- [To be done] Copy only this range: the line with "OCR this image." through the final line of the material, inclusive at both ends.

- [Dataset items]

# # # # #

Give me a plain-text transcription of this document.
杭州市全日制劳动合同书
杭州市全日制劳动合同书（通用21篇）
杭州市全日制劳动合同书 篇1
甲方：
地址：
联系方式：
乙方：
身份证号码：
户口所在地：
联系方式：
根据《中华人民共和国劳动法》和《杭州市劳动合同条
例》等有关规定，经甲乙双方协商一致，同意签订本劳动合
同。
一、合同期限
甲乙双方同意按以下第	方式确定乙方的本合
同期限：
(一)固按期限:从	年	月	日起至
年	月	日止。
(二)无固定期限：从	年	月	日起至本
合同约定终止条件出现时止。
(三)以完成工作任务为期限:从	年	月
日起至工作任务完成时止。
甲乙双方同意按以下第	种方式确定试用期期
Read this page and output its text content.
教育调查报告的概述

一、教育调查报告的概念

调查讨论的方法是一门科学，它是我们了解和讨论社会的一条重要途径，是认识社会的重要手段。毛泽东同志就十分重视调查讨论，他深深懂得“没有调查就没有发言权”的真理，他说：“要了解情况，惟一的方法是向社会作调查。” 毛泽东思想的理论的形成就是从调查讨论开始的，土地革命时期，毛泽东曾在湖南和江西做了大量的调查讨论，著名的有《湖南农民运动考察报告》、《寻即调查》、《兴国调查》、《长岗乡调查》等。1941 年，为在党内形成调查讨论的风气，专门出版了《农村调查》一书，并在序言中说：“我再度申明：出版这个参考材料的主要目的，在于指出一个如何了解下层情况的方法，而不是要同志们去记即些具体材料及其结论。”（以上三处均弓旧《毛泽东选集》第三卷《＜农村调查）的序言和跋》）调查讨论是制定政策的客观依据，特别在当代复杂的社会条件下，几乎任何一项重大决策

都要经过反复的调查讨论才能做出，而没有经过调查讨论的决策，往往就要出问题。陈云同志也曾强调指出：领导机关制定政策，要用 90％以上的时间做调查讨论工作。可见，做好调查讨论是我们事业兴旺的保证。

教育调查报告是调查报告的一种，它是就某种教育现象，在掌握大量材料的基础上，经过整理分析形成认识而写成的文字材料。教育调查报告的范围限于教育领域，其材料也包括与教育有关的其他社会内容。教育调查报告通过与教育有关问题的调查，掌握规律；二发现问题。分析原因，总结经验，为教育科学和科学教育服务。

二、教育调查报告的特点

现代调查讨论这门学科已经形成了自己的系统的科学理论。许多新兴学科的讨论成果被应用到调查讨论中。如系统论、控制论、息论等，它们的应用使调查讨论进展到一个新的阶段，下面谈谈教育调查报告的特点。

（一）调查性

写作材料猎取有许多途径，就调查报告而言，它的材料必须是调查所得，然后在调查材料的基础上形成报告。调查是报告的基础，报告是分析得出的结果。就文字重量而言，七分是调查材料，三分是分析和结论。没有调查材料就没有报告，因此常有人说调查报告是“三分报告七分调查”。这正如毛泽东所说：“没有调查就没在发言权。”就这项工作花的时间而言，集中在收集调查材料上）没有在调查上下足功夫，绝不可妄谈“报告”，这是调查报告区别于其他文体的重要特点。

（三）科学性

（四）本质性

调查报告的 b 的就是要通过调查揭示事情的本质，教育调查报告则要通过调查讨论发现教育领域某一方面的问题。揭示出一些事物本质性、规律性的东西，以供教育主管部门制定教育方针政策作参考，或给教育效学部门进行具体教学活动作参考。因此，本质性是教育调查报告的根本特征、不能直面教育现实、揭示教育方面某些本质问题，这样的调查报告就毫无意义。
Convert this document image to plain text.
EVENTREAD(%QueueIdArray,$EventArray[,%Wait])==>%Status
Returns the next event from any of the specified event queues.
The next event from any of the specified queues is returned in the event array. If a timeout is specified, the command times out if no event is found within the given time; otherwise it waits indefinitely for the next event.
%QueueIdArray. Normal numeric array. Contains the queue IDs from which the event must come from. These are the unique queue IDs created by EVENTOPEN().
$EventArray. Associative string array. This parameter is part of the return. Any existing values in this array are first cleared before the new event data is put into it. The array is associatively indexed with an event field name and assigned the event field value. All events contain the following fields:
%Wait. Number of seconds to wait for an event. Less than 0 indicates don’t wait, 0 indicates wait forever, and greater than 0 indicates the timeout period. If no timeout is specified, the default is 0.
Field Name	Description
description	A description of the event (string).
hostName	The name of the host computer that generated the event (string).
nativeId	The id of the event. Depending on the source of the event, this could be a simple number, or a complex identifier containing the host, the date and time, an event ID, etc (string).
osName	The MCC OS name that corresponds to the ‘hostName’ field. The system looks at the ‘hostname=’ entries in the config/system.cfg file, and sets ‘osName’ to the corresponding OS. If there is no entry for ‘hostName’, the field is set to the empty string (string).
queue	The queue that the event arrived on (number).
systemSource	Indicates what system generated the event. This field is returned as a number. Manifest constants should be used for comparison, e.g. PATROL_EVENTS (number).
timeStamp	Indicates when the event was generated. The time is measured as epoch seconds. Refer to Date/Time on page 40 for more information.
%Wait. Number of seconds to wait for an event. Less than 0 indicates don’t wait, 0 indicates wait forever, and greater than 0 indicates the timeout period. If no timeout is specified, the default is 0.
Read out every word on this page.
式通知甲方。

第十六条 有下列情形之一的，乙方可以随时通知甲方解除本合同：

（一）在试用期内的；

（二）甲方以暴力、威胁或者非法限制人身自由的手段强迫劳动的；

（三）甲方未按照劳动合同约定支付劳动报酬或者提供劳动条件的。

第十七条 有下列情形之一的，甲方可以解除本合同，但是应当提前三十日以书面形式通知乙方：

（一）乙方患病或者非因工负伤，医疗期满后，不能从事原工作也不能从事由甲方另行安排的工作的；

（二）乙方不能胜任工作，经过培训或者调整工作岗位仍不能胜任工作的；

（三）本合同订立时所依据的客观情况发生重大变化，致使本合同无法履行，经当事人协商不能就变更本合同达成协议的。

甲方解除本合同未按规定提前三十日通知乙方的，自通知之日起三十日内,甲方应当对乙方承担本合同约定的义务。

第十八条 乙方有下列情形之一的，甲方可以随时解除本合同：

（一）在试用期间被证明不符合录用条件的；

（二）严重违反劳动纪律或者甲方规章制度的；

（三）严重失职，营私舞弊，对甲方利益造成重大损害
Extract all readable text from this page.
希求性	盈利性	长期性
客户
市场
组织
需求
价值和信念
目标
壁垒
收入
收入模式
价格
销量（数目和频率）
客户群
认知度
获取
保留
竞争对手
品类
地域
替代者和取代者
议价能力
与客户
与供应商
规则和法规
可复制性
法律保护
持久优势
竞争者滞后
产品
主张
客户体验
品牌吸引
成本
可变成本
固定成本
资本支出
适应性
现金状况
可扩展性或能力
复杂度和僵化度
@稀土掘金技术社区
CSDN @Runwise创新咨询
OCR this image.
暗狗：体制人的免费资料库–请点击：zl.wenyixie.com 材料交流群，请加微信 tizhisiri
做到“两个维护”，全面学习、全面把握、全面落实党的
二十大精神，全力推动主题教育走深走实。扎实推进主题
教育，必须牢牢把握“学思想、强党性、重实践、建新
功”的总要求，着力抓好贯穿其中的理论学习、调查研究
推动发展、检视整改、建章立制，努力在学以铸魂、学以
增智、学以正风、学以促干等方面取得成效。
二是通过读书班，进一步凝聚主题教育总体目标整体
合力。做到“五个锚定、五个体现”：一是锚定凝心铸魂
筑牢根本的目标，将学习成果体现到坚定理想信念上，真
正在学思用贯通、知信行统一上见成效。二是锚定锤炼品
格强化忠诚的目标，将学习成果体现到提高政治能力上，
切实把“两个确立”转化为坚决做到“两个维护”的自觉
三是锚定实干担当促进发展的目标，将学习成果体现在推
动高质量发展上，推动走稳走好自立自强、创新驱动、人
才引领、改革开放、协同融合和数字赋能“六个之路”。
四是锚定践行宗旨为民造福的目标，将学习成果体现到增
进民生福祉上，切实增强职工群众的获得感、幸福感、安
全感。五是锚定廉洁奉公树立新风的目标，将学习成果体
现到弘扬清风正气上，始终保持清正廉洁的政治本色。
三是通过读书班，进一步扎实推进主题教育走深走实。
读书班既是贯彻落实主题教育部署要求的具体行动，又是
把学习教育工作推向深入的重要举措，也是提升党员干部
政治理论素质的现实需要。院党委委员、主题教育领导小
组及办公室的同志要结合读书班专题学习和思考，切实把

# # # # #

- [Complete output]
OCR this image.
暗狗：体制人的免费资料库–请点击：zl.wenyixie.com 材料交流群，请加微信 tizhisiri
做到“两个维护”，全面学习、全面把握、全面落实党的
二十大精神，全力推动主题教育走深走实。扎实推进主题
教育，必须牢牢把握“学思想、强党性、重实践、建新
功”的总要求，着力抓好贯穿其中的理论学习、调查研究
推动发展、检视整改、建章立制，努力在学以铸魂、学以
增智、学以正风、学以促干等方面取得成效。
二是通过读书班，进一步凝聚主题教育总体目标整体
合力。做到“五个锚定、五个体现”：一是锚定凝心铸魂
筑牢根本的目标，将学习成果体现到坚定理想信念上，真
正在学思用贯通、知信行统一上见成效。二是锚定锤炼品
格强化忠诚的目标，将学习成果体现到提高政治能力上，
切实把“两个确立”转化为坚决做到“两个维护”的自觉
三是锚定实干担当促进发展的目标，将学习成果体现在推
动高质量发展上，推动走稳走好自立自强、创新驱动、人
才引领、改革开放、协同融合和数字赋能“六个之路”。
四是锚定践行宗旨为民造福的目标，将学习成果体现到增
进民生福祉上，切实增强职工群众的获得感、幸福感、安
全感。五是锚定廉洁奉公树立新风的目标，将学习成果体
现到弘扬清风正气上，始终保持清正廉洁的政治本色。
三是通过读书班，进一步扎实推进主题教育走深走实。
读书班既是贯彻落实主题教育部署要求的具体行动，又是
把学习教育工作推向深入的重要举措，也是提升党员干部
政治理论素质的现实需要。院党委委员、主题教育领导小
组及办公室的同志要结合读书班专题学习和思考，切实把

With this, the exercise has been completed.